[Records from a data source]
───
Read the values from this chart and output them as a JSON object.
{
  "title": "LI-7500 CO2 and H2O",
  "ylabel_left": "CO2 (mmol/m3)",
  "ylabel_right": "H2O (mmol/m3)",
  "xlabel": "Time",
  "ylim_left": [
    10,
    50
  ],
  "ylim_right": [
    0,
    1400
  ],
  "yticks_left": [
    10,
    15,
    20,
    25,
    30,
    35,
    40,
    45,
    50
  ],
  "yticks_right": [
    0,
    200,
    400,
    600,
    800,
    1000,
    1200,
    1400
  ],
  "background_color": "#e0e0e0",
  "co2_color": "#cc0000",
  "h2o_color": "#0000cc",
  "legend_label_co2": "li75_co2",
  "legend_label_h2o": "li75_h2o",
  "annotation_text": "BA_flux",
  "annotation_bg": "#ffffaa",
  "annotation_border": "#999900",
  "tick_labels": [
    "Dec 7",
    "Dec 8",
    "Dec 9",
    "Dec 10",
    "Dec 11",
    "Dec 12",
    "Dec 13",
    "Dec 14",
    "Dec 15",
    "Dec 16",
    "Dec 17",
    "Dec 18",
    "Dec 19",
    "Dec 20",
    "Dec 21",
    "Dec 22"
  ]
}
───
■ **EXERCISE GOAL**
Faithfully reproduce all of the records, character for character.

■ **THE SOLUTION**
Read the values from this chart and output them as a JSON object.
{
  "title": "LI-7500 CO2 and H2O",
  "ylabel_left": "CO2 (mmol/m3)",
  "ylabel_right": "H2O (mmol/m3)",
  "xlabel": "Time",
  "ylim_left": [
    10,
    50
  ],
  "ylim_right": [
    0,
    1400
  ],
  "yticks_left": [
    10,
    15,
    20,
    25,
    30,
    35,
    40,
    45,
    50
  ],
  "yticks_right": [
    0,
    200,
    400,
    600,
    800,
    1000,
    1200,
    1400
  ],
  "background_color": "#e0e0e0",
  "co2_color": "#cc0000",
  "h2o_color": "#0000cc",
  "legend_label_co2": "li75_co2",
  "legend_label_h2o": "li75_h2o",
  "annotation_text": "BA_flux",
  "annotation_bg": "#ffffaa",
  "annotation_border": "#999900",
  "tick_labels": [
    "Dec 7",
    "Dec 8",
    "Dec 9",
    "Dec 10",
    "Dec 11",
    "Dec 12",
    "Dec 13",
    "Dec 14",
    "Dec 15",
    "Dec 16",
    "Dec 17",
    "Dec 18",
    "Dec 19",
    "Dec 20",
    "Dec 21",
    "Dec 22"
  ]
}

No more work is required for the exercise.